■ INSTRUCTION:
Locate and copy all lines bearing the word "DeepCCL".

■ RECORD EXCERPTS:
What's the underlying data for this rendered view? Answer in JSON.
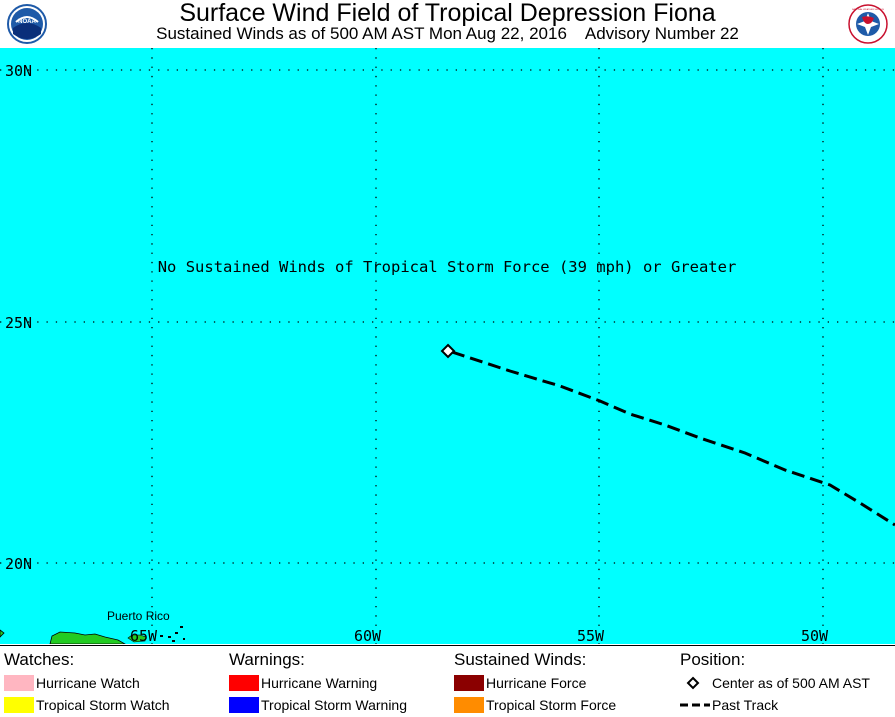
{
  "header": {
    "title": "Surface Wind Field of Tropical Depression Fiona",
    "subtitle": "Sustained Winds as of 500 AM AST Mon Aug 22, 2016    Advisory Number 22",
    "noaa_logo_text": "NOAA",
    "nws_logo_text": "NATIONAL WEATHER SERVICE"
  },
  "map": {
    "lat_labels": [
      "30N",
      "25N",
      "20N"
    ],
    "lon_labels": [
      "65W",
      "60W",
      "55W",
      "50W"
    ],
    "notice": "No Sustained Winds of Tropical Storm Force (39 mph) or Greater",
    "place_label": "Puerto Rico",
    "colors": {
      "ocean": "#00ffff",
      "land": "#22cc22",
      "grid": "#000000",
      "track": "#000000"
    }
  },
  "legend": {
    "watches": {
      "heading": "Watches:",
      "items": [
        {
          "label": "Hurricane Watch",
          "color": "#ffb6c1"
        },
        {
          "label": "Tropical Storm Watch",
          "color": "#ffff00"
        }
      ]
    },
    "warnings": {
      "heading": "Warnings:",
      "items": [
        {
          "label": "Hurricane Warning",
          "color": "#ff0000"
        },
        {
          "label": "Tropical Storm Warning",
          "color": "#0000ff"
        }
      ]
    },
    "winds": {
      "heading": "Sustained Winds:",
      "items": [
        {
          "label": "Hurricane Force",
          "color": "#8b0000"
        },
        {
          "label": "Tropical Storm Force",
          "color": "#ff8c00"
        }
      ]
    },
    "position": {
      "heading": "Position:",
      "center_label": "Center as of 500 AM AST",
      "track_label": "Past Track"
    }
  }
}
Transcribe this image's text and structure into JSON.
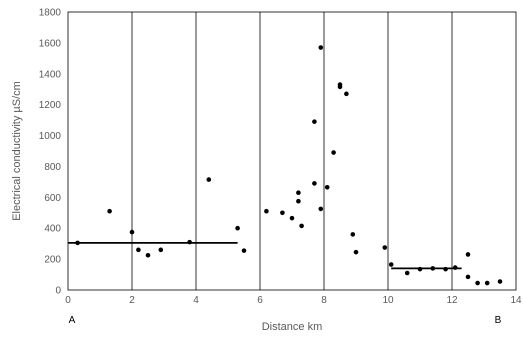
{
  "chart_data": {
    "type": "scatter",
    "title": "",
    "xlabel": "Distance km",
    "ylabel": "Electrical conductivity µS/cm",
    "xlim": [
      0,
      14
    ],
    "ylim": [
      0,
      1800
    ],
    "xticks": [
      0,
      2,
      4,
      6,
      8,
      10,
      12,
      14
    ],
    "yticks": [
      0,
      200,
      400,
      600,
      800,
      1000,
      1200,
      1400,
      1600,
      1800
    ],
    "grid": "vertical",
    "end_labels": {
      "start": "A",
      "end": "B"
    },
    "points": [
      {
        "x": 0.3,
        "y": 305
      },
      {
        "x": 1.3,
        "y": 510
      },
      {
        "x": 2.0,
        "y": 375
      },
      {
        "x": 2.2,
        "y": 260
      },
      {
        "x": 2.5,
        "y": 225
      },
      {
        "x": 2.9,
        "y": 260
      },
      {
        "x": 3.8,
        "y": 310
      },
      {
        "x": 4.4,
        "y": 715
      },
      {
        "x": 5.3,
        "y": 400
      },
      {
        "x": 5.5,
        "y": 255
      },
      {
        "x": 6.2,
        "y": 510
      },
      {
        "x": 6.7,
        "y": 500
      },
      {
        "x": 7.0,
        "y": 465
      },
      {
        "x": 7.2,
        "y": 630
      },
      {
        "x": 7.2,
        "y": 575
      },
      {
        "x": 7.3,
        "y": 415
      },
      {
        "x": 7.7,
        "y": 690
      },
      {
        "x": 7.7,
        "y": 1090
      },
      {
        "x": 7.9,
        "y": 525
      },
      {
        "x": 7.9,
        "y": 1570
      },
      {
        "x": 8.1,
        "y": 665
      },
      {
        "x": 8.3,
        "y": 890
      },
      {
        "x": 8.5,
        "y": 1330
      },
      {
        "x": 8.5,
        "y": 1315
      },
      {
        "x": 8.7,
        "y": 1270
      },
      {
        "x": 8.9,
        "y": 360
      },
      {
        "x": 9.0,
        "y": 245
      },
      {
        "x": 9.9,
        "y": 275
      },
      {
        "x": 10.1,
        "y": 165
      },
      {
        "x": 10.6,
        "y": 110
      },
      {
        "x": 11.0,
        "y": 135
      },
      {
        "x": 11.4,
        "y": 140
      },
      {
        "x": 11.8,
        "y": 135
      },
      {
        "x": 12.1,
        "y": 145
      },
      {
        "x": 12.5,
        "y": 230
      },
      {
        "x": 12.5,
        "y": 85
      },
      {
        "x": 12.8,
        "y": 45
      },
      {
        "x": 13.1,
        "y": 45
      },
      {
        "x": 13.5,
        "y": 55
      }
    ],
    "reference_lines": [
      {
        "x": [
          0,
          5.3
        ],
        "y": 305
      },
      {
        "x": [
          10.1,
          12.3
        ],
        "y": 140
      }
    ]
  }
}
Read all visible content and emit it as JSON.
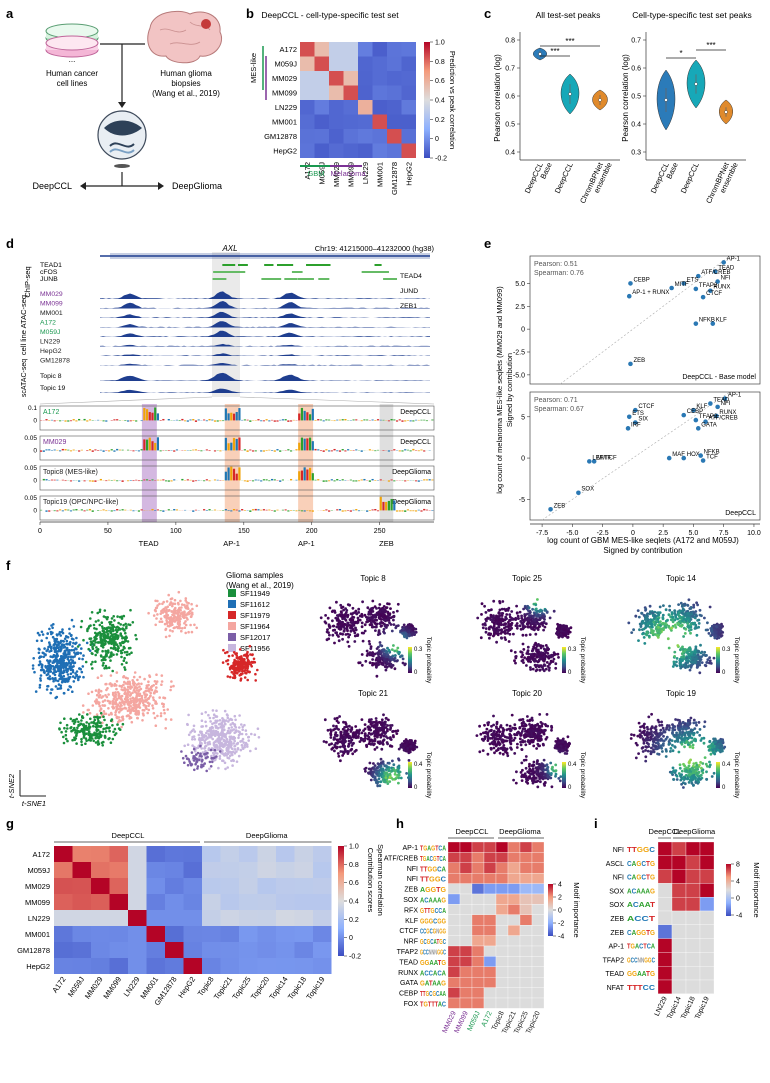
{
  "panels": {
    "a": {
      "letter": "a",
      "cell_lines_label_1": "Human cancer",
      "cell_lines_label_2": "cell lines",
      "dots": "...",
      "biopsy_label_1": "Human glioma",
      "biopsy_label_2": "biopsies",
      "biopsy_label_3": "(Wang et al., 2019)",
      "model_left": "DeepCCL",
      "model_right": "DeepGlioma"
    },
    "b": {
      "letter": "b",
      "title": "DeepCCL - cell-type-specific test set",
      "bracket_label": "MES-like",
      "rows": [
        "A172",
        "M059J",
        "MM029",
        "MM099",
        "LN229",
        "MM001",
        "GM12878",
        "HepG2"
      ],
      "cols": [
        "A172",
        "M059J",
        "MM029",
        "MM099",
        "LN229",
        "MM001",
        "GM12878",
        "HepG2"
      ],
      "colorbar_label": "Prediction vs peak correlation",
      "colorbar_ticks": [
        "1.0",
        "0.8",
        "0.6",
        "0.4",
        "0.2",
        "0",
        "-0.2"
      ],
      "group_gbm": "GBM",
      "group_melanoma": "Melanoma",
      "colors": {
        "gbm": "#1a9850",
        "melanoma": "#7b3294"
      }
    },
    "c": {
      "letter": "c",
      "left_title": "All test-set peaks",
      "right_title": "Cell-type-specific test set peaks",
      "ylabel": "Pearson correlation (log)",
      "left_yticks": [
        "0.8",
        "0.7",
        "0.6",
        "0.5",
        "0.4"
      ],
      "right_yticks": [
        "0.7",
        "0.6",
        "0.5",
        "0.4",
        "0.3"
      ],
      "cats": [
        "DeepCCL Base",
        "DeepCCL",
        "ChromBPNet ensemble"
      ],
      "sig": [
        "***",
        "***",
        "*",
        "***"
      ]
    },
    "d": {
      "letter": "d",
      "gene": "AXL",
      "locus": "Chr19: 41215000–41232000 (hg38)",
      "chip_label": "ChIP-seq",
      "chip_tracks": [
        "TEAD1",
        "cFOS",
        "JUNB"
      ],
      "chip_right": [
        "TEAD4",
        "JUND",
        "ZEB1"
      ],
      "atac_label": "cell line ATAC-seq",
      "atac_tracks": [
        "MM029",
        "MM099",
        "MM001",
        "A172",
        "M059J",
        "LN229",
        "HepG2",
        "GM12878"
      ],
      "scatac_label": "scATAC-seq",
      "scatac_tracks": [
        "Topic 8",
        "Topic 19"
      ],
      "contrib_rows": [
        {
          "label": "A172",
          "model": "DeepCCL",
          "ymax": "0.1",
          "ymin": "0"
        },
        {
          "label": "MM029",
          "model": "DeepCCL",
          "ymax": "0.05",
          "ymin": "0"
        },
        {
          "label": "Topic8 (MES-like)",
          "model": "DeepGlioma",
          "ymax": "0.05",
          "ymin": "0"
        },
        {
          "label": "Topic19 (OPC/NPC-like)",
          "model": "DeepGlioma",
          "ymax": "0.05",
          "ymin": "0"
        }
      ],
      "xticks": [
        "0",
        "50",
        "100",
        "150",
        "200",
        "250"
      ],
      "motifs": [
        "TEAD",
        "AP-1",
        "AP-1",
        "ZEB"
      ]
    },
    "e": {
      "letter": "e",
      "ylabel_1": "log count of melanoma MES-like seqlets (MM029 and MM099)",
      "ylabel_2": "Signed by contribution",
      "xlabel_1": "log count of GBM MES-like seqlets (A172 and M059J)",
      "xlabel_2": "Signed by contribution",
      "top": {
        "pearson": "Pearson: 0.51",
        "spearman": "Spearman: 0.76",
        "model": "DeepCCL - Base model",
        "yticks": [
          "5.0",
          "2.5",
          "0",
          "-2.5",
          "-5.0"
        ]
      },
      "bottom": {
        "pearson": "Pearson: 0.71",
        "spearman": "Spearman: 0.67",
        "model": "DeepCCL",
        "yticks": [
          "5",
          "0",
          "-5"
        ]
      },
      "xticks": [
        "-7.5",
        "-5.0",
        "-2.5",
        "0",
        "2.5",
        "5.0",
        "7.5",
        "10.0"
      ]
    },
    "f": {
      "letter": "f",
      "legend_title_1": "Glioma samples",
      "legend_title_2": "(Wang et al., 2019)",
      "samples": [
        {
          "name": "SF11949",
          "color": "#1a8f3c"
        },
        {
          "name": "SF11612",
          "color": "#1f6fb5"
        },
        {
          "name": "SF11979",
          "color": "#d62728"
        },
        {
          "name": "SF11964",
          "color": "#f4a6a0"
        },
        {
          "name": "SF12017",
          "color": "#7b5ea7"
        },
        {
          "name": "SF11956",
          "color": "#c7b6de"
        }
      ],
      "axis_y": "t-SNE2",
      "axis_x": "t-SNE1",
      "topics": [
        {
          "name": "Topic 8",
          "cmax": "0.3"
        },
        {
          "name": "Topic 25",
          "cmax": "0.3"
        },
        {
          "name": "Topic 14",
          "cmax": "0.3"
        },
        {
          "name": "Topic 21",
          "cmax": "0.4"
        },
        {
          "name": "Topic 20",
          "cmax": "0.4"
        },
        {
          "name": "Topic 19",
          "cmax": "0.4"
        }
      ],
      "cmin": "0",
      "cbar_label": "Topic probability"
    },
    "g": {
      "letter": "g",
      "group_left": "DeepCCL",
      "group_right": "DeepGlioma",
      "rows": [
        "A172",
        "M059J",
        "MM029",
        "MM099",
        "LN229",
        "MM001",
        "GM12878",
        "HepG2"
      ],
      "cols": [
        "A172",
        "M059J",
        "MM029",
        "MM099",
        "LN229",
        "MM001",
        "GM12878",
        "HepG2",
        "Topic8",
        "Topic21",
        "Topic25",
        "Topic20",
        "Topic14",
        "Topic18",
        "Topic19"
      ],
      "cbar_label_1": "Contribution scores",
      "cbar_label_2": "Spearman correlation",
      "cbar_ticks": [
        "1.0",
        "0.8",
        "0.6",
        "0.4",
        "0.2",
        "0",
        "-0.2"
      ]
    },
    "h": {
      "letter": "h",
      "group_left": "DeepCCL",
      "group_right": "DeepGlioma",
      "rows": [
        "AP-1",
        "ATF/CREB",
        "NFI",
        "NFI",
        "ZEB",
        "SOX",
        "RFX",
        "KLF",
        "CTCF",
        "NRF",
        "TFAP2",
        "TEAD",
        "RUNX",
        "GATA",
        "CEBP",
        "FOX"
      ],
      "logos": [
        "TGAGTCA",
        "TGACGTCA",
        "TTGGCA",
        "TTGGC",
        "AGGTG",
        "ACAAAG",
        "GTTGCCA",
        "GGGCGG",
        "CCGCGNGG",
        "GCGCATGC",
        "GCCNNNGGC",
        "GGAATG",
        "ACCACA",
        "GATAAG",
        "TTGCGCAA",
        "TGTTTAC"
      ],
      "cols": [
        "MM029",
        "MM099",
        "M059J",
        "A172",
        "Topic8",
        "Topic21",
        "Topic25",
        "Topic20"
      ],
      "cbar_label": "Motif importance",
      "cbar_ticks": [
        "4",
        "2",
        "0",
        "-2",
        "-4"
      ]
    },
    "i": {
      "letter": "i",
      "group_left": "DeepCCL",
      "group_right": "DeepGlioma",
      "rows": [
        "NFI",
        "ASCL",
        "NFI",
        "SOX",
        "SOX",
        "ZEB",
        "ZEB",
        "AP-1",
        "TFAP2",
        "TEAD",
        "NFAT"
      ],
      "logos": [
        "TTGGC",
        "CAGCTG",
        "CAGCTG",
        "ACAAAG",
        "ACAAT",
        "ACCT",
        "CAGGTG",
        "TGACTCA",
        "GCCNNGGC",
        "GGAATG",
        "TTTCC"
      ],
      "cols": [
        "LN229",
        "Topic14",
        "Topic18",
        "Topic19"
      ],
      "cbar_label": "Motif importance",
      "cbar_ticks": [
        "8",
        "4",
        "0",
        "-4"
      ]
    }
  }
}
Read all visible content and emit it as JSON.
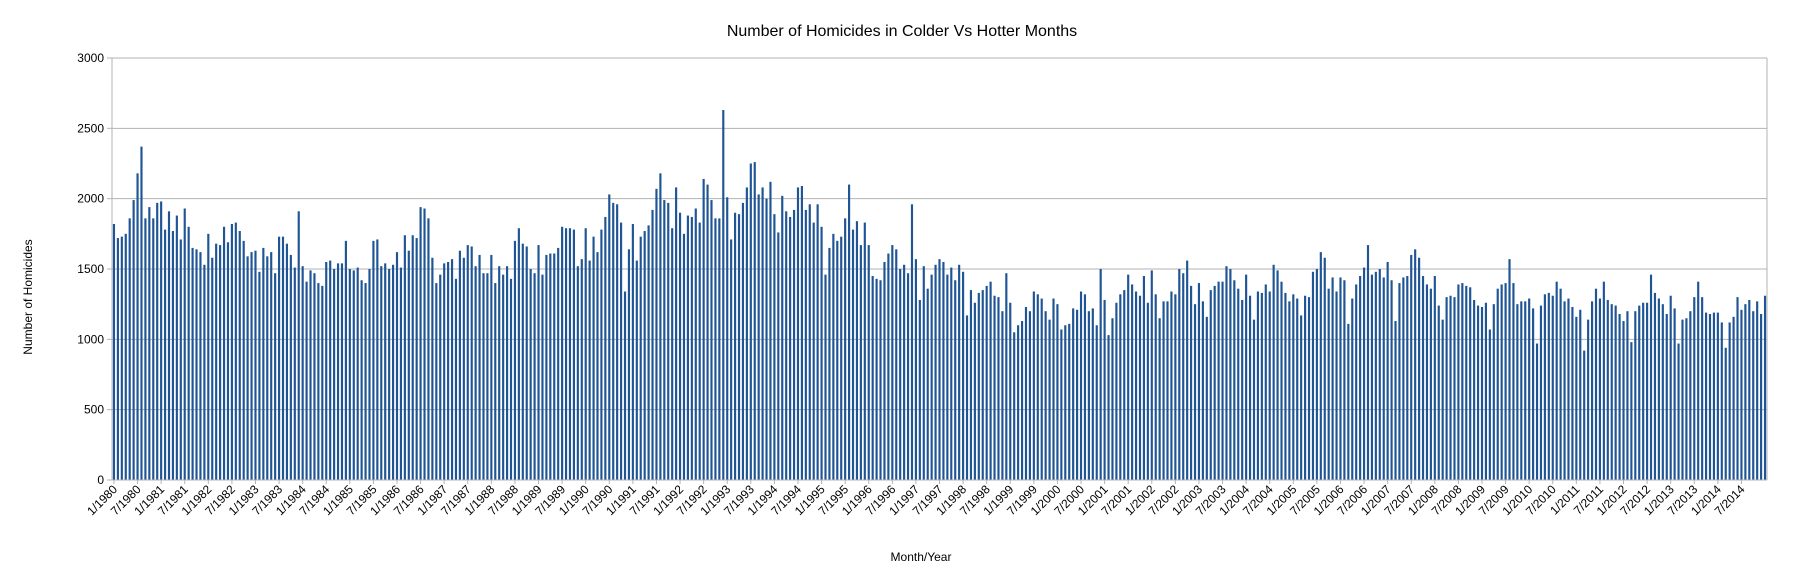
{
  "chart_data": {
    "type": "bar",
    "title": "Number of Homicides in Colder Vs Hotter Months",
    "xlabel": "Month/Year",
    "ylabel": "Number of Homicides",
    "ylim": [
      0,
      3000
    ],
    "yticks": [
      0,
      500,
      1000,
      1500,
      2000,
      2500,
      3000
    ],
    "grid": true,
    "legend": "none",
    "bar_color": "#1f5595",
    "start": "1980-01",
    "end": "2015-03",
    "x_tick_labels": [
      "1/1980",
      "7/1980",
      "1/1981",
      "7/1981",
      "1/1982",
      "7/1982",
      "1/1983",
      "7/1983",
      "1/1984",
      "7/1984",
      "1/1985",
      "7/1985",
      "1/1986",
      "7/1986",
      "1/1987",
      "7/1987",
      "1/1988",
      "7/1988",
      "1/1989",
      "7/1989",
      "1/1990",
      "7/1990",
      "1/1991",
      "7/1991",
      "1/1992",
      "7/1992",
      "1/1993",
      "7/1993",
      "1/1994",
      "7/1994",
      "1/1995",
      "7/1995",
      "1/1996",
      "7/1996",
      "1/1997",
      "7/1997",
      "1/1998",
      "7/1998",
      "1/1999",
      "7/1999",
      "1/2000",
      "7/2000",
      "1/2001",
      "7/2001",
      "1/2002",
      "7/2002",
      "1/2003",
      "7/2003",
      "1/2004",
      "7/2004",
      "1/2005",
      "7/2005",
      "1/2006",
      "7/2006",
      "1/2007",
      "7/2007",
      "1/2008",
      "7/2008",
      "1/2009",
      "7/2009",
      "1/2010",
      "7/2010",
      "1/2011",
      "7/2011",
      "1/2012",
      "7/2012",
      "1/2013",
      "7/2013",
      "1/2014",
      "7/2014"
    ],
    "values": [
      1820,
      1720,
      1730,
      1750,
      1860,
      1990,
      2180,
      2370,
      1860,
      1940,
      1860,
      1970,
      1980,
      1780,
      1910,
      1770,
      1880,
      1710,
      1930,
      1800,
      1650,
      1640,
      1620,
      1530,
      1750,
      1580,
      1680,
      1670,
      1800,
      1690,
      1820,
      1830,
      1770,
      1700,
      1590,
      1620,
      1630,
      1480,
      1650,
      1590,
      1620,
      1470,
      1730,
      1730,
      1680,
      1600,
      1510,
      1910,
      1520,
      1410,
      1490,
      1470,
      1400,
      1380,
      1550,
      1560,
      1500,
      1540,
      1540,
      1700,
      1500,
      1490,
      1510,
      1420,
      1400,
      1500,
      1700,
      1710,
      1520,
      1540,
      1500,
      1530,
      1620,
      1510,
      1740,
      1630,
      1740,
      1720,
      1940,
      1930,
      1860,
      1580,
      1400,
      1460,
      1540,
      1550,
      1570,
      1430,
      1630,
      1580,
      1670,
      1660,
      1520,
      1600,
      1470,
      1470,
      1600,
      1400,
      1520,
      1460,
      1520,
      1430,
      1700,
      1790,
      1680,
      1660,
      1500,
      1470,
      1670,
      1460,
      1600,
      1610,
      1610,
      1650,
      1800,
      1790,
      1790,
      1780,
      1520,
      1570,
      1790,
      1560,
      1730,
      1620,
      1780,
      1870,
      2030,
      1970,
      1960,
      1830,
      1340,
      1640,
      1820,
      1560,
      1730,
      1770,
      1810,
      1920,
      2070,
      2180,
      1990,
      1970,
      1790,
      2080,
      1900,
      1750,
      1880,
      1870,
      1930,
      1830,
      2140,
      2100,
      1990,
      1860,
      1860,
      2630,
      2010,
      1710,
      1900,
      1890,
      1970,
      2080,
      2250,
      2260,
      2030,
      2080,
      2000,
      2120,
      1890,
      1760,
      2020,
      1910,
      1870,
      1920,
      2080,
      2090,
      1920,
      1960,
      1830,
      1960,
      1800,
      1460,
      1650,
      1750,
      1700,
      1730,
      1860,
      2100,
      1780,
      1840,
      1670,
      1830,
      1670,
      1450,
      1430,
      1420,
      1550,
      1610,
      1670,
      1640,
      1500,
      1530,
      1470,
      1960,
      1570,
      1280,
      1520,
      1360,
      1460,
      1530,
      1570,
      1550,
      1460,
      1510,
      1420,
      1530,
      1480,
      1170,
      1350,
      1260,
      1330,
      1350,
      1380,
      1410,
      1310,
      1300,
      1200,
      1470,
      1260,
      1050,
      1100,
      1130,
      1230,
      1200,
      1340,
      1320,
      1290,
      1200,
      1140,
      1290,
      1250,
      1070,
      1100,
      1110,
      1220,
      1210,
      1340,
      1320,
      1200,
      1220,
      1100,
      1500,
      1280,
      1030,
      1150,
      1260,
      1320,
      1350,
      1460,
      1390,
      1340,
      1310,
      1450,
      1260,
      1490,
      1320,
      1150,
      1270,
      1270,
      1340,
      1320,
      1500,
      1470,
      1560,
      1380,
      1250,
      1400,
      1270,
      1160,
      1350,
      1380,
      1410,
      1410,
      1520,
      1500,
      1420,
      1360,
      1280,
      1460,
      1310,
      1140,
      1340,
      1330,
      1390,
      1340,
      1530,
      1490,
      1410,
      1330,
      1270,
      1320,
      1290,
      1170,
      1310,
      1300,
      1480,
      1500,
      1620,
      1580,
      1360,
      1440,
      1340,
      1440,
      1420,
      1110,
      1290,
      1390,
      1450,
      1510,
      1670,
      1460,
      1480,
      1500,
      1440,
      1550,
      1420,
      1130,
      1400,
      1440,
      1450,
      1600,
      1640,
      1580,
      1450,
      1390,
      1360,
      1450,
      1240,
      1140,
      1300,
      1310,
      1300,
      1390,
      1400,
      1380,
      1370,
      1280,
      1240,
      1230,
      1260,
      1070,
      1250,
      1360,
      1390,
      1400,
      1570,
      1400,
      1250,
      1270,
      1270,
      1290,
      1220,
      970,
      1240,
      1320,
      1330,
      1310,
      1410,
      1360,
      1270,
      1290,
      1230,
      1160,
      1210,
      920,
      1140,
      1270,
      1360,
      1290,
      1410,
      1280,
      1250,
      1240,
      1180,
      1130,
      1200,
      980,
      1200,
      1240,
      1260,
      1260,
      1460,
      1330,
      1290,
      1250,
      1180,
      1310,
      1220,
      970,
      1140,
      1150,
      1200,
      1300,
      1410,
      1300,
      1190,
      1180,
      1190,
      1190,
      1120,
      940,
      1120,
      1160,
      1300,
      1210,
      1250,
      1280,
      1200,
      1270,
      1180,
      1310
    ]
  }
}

■ EXPECTED ANSWER:
      "model_left": "DeepCCL",
      "title": "DeepCCL - cell-type-specific test set",
        "DeepCCL Base",
        "DeepCCL",
          "model": "DeepCCL",
          "model": "DeepCCL",
        "model": "DeepCCL - Base model",
        "model": "DeepCCL",
      "group_left": "DeepCCL",
      "group_left": "DeepCCL",
      "group_left": "DeepCCL",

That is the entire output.